[Given records]
----

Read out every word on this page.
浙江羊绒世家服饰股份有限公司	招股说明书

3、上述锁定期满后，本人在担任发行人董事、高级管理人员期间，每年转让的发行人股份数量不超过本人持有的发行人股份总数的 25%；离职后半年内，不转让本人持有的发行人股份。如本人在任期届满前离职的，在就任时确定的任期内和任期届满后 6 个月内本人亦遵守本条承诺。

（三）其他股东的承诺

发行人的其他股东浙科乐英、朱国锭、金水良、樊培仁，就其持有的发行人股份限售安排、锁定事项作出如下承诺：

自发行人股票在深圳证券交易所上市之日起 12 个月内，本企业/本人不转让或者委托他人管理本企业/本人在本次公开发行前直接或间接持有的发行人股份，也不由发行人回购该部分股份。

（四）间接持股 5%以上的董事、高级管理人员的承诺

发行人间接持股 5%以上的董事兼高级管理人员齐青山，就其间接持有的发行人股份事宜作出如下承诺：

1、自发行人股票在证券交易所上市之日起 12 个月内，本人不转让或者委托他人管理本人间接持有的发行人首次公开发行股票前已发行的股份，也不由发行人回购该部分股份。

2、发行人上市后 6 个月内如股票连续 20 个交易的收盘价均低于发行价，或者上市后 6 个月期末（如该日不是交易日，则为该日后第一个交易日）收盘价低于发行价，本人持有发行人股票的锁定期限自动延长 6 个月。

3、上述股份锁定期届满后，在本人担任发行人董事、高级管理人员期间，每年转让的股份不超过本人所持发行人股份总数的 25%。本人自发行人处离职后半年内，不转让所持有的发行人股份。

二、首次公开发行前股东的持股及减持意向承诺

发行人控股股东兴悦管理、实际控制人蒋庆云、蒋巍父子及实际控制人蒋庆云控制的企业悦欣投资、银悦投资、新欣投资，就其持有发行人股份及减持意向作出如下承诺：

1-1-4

----

[Problem description] Show each line of the data that contains the string "高级管理人员期间".

[Exercise output]
3、上述锁定期满后，本人在担任发行人董事、高级管理人员期间，每年转让的发行人股份数量不超过本人持有的发行人股份总数的 25%；离职后半年内，不转让本人持有的发行人股份。如本人在任期届满前离职的，在就任时确定的任期内和任期届满后 6 个月内本人亦遵守本条承诺。
3、上述股份锁定期届满后，在本人担任发行人董事、高级管理人员期间，每年转让的股份不超过本人所持发行人股份总数的 25%。本人自发行人处离职后半年内，不转让所持有的发行人股份。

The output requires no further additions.